Problem requirements: Every line below that holds the string "acuerdo" should be copied out.

--- start of The input ---

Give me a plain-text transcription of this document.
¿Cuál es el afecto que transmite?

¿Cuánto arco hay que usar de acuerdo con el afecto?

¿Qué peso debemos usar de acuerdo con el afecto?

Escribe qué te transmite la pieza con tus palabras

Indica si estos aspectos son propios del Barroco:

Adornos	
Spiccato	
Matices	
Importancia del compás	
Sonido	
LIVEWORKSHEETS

--- end of The input ---

Task response:
¿Cuánto arco hay que usar de acuerdo con el afecto?
¿Qué peso debemos usar de acuerdo con el afecto?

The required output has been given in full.